• _AIM_
Please transcribe the data that follows without the pictures, keeping every word the same.

::: DATA EXCERPTS :::

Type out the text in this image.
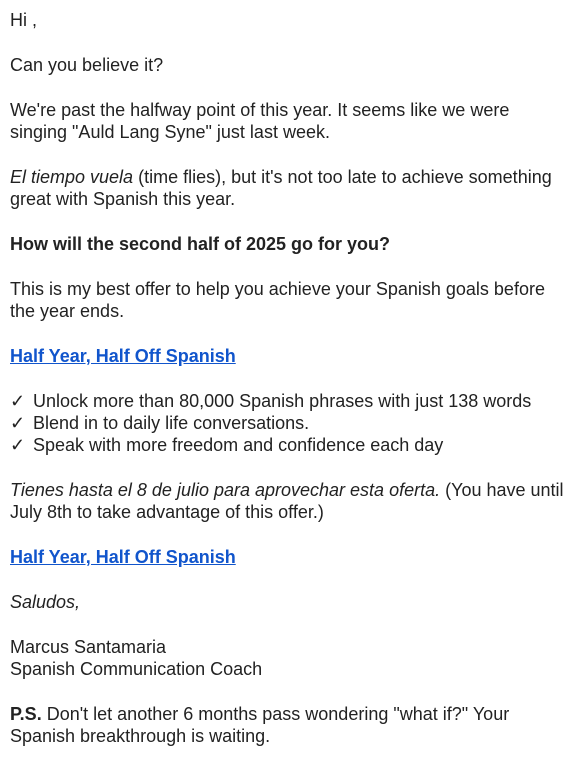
Hi ,

Can you believe it?

We're past the halfway point of this year. It seems like we were singing "Auld Lang Syne" just last week.

El tiempo vuela (time flies), but it's not too late to achieve something great with Spanish this year.

How will the second half of 2025 go for you?

This is my best offer to help you achieve your Spanish goals before the year ends.

Half Year, Half Off Spanish

✓ Unlock more than 80,000 Spanish phrases with just 138 words

✓ Blend in to daily life conversations.

✓ Speak with more freedom and confidence each day

Tienes hasta el 8 de julio para aprovechar esta oferta. (You have until July 8th to take advantage of this offer.)

Half Year, Half Off Spanish

Saludos,

Marcus Santamaria

Spanish Communication Coach

P.S. Don't let another 6 months pass wondering "what if?" Your Spanish breakthrough is waiting.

:::

• _RESPONSE TO THE EXERCISE_
Type out the text in this image.
Hi ,

Can you believe it?

We're past the halfway point of this year. It seems like we were singing "Auld Lang Syne" just last week.

El tiempo vuela (time flies), but it's not too late to achieve something great with Spanish this year.

How will the second half of 2025 go for you?

This is my best offer to help you achieve your Spanish goals before the year ends.

Half Year, Half Off Spanish

✓ Unlock more than 80,000 Spanish phrases with just 138 words

✓ Blend in to daily life conversations.

✓ Speak with more freedom and confidence each day

Tienes hasta el 8 de julio para aprovechar esta oferta. (You have until July 8th to take advantage of this offer.)

Half Year, Half Off Spanish

Saludos,

Marcus Santamaria

Spanish Communication Coach

P.S. Don't let another 6 months pass wondering "what if?" Your Spanish breakthrough is waiting.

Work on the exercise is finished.